Aim — Copy out the listing word for word, starting at its first line and stopping after the line that contains "nav-item-new-noteworthy[interactable]: Nytt och".

Material shown —
__________________________________________________

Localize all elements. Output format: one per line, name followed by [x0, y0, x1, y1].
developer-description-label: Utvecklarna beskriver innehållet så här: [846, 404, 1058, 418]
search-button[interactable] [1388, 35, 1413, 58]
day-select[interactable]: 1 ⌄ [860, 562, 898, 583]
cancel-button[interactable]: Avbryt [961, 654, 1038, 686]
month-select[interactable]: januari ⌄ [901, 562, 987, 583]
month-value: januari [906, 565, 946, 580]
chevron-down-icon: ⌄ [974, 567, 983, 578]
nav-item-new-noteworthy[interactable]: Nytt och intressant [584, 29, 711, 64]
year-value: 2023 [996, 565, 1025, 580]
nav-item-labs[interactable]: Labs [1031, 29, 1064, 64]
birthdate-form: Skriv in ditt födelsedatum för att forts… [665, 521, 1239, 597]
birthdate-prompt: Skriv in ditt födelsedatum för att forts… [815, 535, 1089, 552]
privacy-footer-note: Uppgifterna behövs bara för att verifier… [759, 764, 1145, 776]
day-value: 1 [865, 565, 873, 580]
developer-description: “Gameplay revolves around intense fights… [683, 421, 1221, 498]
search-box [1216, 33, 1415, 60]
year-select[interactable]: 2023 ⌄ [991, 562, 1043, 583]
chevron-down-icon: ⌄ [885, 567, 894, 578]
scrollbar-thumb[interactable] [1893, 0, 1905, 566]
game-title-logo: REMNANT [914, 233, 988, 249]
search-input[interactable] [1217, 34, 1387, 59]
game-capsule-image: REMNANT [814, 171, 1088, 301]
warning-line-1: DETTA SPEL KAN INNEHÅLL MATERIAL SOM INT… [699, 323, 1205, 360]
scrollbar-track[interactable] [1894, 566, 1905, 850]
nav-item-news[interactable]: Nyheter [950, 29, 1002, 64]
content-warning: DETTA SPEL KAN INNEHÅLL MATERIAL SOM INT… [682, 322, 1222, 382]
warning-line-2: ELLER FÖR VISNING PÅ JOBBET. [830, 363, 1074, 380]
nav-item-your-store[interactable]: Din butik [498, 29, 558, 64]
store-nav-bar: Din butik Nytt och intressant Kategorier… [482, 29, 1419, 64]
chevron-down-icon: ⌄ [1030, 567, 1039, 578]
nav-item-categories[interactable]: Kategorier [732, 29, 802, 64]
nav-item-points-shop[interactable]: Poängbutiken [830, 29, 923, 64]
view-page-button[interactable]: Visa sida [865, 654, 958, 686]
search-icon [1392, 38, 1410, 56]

__________________________________________________

Finished answer —
Localize all elements. Output format: one per line, name followed by [x0, y0, x1, y1].
developer-description-label: Utvecklarna beskriver innehållet så här: [846, 404, 1058, 418]
search-button[interactable] [1388, 35, 1413, 58]
day-select[interactable]: 1 ⌄ [860, 562, 898, 583]
cancel-button[interactable]: Avbryt [961, 654, 1038, 686]
month-select[interactable]: januari ⌄ [901, 562, 987, 583]
month-value: januari [906, 565, 946, 580]
chevron-down-icon: ⌄ [974, 567, 983, 578]
nav-item-new-noteworthy[interactable]: Nytt och intressant [584, 29, 711, 64]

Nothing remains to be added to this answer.